**What you will do**
Go through the data below and gather each line containing "Vanillequitten".

● ● ●

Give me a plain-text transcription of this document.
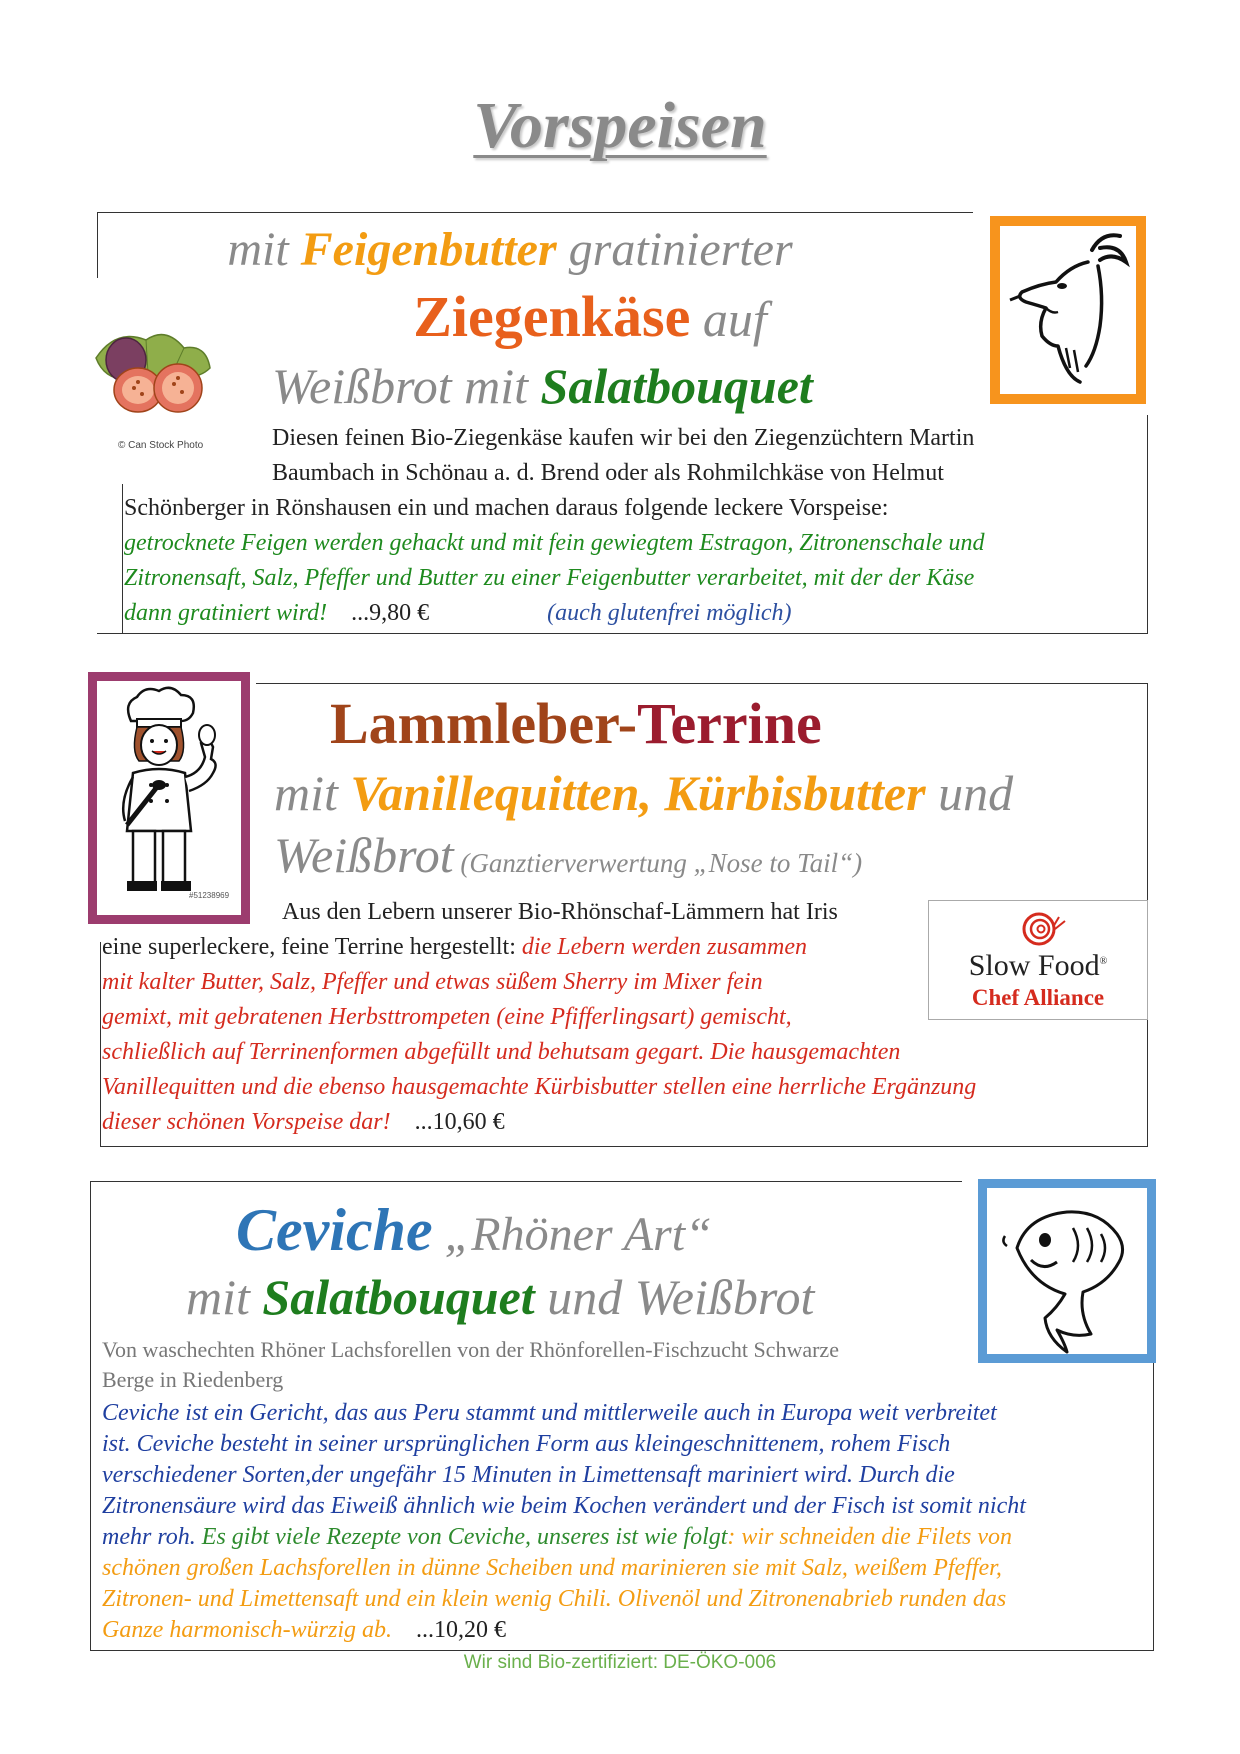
Vorspeisen
mit Feigenbutter gratinierter
Ziegenkäse auf
Weißbrot mit Salatbouquet
© Can Stock Photo	Diesen feinen Bio-Ziegenkäse kaufen wir bei den Ziegenzüchtern Martin
Baumbach in Schönau a. d. Brend oder als Rohmilchkäse von Helmut
Schönberger in Rönshausen ein und machen daraus folgende leckere Vorspeise:
getrocknete Feigen werden gehackt und mit fein gewiegtem Estragon, Zitronenschale und
Zitronensaft, Salz, Pfeffer und Butter zu einer Feigenbutter verarbeitet, mit der der Käse
dann gratiniert wird! ...9,80 €	(auch glutenfrei möglich)
#51238969
Lammleber-Terrine
mit Vanillequitten, Kürbisbutter und
Weißbrot (Ganztierverwertung „Nose to Tail“)
Slow Food®
Chef Alliance
Aus den Lebern unserer Bio-Rhönschaf-Lämmern hat Iris
eine superleckere, feine Terrine hergestellt: die Lebern werden zusammen
mit kalter Butter, Salz, Pfeffer und etwas süßem Sherry im Mixer fein
gemixt, mit gebratenen Herbsttrompeten (eine Pfifferlingsart) gemischt,
schließlich auf Terrinenformen abgefüllt und behutsam gegart. Die hausgemachten
Vanillequitten und die ebenso hausgemachte Kürbisbutter stellen eine herrliche Ergänzung
dieser schönen Vorspeise dar! ...10,60 €
Ceviche „Rhöner Art“
mit Salatbouquet und Weißbrot
Von waschechten Rhöner Lachsforellen von der Rhönforellen-Fischzucht Schwarze
Berge in Riedenberg
Ceviche ist ein Gericht, das aus Peru stammt und mittlerweile auch in Europa weit verbreitet
ist. Ceviche besteht in seiner ursprünglichen Form aus kleingeschnittenem, rohem Fisch
verschiedener Sorten,der ungefähr 15 Minuten in Limettensaft mariniert wird. Durch die
Zitronensäure wird das Eiweiß ähnlich wie beim Kochen verändert und der Fisch ist somit nicht
mehr roh. Es gibt viele Rezepte von Ceviche, unseres ist wie folgt: wir schneiden die Filets von
schönen großen Lachsforellen in dünne Scheiben und marinieren sie mit Salz, weißem Pfeffer,
Zitronen- und Limettensaft und ein klein wenig Chili. Olivenöl und Zitronenabrieb runden das
Ganze harmonisch-würzig ab. ...10,20 €
Wir sind Bio-zertifiziert: DE-ÖKO-006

● ● ●

**Task output**
mit Vanillequitten, Kürbisbutter und
Vanillequitten und die ebenso hausgemachte Kürbisbutter stellen eine herrliche Ergänzung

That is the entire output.